# WRITTEN REQUEST:
The records that follow are to be transcribed in full, without their images.

● ● ● ● ● ● ●

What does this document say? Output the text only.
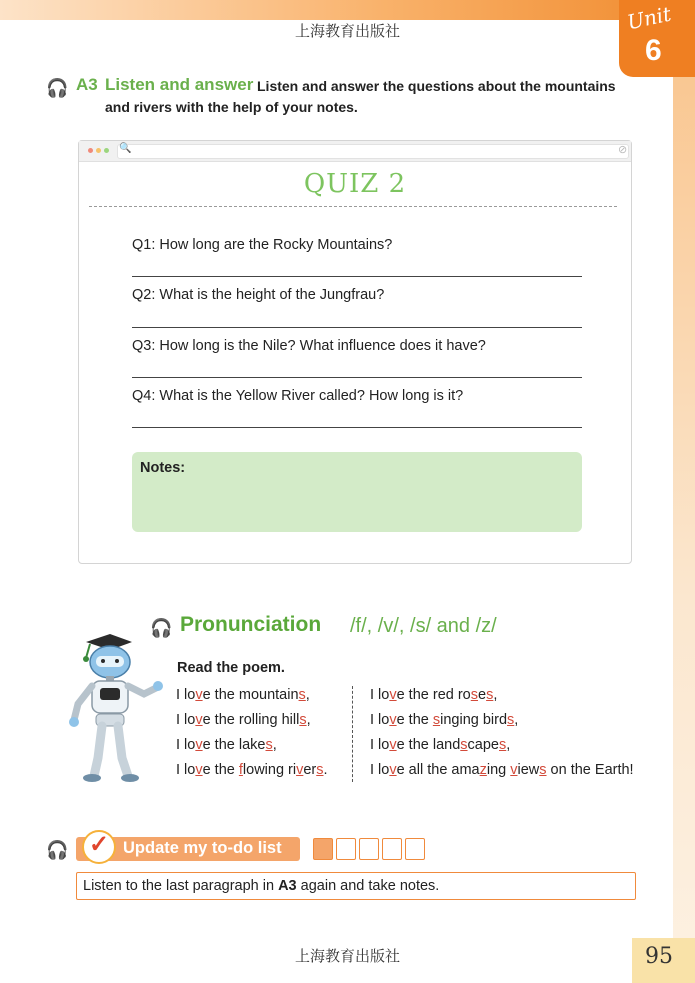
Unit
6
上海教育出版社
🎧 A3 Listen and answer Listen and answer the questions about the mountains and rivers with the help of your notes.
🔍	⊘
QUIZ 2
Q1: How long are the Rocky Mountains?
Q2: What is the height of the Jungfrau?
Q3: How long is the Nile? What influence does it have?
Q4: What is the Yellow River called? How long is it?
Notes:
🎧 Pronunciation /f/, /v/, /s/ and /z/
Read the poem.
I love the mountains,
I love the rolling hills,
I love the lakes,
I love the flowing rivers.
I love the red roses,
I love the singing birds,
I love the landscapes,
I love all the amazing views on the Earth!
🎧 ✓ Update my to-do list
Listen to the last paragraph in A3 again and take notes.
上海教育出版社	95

● ● ● ● ● ● ●

# RESULT:
What does this document say? Output the text only.
Unit
6
上海教育出版社
🎧 A3 Listen and answer Listen and answer the questions about the mountains and rivers with the help of your notes.
🔍	⊘
QUIZ 2
Q1: How long are the Rocky Mountains?
Q2: What is the height of the Jungfrau?
Q3: How long is the Nile? What influence does it have?
Q4: What is the Yellow River called? How long is it?
Notes:
🎧 Pronunciation /f/, /v/, /s/ and /z/
Read the poem.
I love the mountains,
I love the rolling hills,
I love the lakes,
I love the flowing rivers.
I love the red roses,
I love the singing birds,
I love the landscapes,
I love all the amazing views on the Earth!
🎧 ✓ Update my to-do list
Listen to the last paragraph in A3 again and take notes.
上海教育出版社	95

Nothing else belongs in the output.